◆ **Instructions for the task**:
It is required that all of the data be written out exactly.

◆ **Material for this task**:

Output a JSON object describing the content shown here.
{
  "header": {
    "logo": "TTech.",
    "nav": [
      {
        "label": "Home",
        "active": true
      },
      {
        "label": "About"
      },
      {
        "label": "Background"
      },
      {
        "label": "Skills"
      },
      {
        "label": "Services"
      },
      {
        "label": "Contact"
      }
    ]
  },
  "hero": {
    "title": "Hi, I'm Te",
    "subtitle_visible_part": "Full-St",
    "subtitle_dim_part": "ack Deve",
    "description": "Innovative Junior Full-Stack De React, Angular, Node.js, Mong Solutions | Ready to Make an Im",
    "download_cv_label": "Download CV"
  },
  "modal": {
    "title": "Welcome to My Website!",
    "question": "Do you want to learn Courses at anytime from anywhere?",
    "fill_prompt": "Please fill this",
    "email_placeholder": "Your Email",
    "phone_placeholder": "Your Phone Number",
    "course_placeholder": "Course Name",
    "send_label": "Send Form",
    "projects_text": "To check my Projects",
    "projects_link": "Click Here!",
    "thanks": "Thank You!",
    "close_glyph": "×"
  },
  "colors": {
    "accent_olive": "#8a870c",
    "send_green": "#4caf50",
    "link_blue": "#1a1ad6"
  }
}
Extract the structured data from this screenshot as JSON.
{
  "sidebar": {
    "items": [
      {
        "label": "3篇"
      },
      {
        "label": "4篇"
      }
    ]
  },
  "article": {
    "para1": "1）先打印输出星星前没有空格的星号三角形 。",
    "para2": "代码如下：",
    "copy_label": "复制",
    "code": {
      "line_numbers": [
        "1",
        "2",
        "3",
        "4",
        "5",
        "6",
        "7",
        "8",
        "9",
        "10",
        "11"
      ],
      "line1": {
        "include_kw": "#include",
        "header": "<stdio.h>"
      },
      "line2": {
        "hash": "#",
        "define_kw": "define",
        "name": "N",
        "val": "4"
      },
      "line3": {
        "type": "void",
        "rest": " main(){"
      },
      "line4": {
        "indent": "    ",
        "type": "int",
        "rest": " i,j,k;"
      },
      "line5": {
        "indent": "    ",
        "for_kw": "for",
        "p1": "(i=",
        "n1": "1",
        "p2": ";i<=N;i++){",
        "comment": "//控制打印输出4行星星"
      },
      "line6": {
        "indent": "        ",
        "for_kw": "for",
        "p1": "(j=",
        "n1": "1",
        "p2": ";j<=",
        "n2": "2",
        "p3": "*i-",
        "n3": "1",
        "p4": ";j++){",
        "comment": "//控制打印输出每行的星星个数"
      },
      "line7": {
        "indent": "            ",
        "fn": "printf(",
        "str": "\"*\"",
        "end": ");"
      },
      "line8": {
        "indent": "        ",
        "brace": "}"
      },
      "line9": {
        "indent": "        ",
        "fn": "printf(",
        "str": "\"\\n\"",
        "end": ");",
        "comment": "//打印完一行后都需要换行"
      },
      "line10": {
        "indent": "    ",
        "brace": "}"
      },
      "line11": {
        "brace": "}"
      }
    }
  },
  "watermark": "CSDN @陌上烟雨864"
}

◆ **Solution**:
Output a JSON object describing the content shown here.
{
  "header": {
    "logo": "TTech.",
    "nav": [
      {
        "label": "Home",
        "active": true
      },
      {
        "label": "About"
      },
      {
        "label": "Background"
      },
      {
        "label": "Skills"
      },
      {
        "label": "Services"
      },
      {
        "label": "Contact"
      }
    ]
  },
  "hero": {
    "title": "Hi, I'm Te",
    "subtitle_visible_part": "Full-St",
    "subtitle_dim_part": "ack Deve",
    "description": "Innovative Junior Full-Stack De React, Angular, Node.js, Mong Solutions | Ready to Make an Im",
    "download_cv_label": "Download CV"
  },
  "modal": {
    "title": "Welcome to My Website!",
    "question": "Do you want to learn Courses at anytime from anywhere?",
    "fill_prompt": "Please fill this",
    "email_placeholder": "Your Email",
    "phone_placeholder": "Your Phone Number",
    "course_placeholder": "Course Name",
    "send_label": "Send Form",
    "projects_text": "To check my Projects",
    "projects_link": "Click Here!",
    "thanks": "Thank You!",
    "close_glyph": "×"
  },
  "colors": {
    "accent_olive": "#8a870c",
    "send_green": "#4caf50",
    "link_blue": "#1a1ad6"
  }
}
Extract the structured data from this screenshot as JSON.
{
  "sidebar": {
    "items": [
      {
        "label": "3篇"
      },
      {
        "label": "4篇"
      }
    ]
  },
  "article": {
    "para1": "1）先打印输出星星前没有空格的星号三角形 。",
    "para2": "代码如下：",
    "copy_label": "复制",
    "code": {
      "line_numbers": [
        "1",
        "2",
        "3",
        "4",
        "5",
        "6",
        "7",
        "8",
        "9",
        "10",
        "11"
      ],
      "line1": {
        "include_kw": "#include",
        "header": "<stdio.h>"
      },
      "line2": {
        "hash": "#",
        "define_kw": "define",
        "name": "N",
        "val": "4"
      },
      "line3": {
        "type": "void",
        "rest": " main(){"
      },
      "line4": {
        "indent": "    ",
        "type": "int",
        "rest": " i,j,k;"
      },
      "line5": {
        "indent": "    ",
        "for_kw": "for",
        "p1": "(i=",
        "n1": "1",
        "p2": ";i<=N;i++){",
        "comment": "//控制打印输出4行星星"
      },
      "line6": {
        "indent": "        ",
        "for_kw": "for",
        "p1": "(j=",
        "n1": "1",
        "p2": ";j<=",
        "n2": "2",
        "p3": "*i-",
        "n3": "1",
        "p4": ";j++){",
        "comment": "//控制打印输出每行的星星个数"
      },
      "line7": {
        "indent": "            ",
        "fn": "printf(",
        "str": "\"*\"",
        "end": ");"
      },
      "line8": {
        "indent": "        ",
        "brace": "}"
      },
      "line9": {
        "indent": "        ",
        "fn": "printf(",
        "str": "\"\\n\"",
        "end": ");",
        "comment": "//打印完一行后都需要换行"
      },
      "line10": {
        "indent": "    ",
        "brace": "}"
      },
      "line11": {
        "brace": "}"
      }
    }
  },
  "watermark": "CSDN @陌上烟雨864"
}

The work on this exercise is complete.